* [PROBLEM STATEMENT] Will you print the material below without altering a single character?

* [Dataset items]
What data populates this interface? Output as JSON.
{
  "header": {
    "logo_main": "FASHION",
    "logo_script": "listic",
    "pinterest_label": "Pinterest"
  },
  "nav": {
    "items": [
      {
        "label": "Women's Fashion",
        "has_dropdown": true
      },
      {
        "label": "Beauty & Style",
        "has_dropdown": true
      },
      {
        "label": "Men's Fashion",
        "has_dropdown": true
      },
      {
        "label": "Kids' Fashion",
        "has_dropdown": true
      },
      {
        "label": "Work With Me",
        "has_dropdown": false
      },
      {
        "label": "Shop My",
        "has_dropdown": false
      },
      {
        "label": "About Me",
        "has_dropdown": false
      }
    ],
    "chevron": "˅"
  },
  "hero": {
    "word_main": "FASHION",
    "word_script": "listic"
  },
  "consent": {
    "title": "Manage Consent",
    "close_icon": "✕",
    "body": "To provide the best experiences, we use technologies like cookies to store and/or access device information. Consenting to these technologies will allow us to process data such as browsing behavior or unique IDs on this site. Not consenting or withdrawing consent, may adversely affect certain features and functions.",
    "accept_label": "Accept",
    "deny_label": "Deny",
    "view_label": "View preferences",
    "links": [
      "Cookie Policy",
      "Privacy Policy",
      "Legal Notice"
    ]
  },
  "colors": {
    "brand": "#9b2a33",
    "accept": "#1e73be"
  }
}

* [RESULT OF THE EXERCISE]
What data populates this interface? Output as JSON.
{
  "header": {
    "logo_main": "FASHION",
    "logo_script": "listic",
    "pinterest_label": "Pinterest"
  },
  "nav": {
    "items": [
      {
        "label": "Women's Fashion",
        "has_dropdown": true
      },
      {
        "label": "Beauty & Style",
        "has_dropdown": true
      },
      {
        "label": "Men's Fashion",
        "has_dropdown": true
      },
      {
        "label": "Kids' Fashion",
        "has_dropdown": true
      },
      {
        "label": "Work With Me",
        "has_dropdown": false
      },
      {
        "label": "Shop My",
        "has_dropdown": false
      },
      {
        "label": "About Me",
        "has_dropdown": false
      }
    ],
    "chevron": "˅"
  },
  "hero": {
    "word_main": "FASHION",
    "word_script": "listic"
  },
  "consent": {
    "title": "Manage Consent",
    "close_icon": "✕",
    "body": "To provide the best experiences, we use technologies like cookies to store and/or access device information. Consenting to these technologies will allow us to process data such as browsing behavior or unique IDs on this site. Not consenting or withdrawing consent, may adversely affect certain features and functions.",
    "accept_label": "Accept",
    "deny_label": "Deny",
    "view_label": "View preferences",
    "links": [
      "Cookie Policy",
      "Privacy Policy",
      "Legal Notice"
    ]
  },
  "colors": {
    "brand": "#9b2a33",
    "accept": "#1e73be"
  }
}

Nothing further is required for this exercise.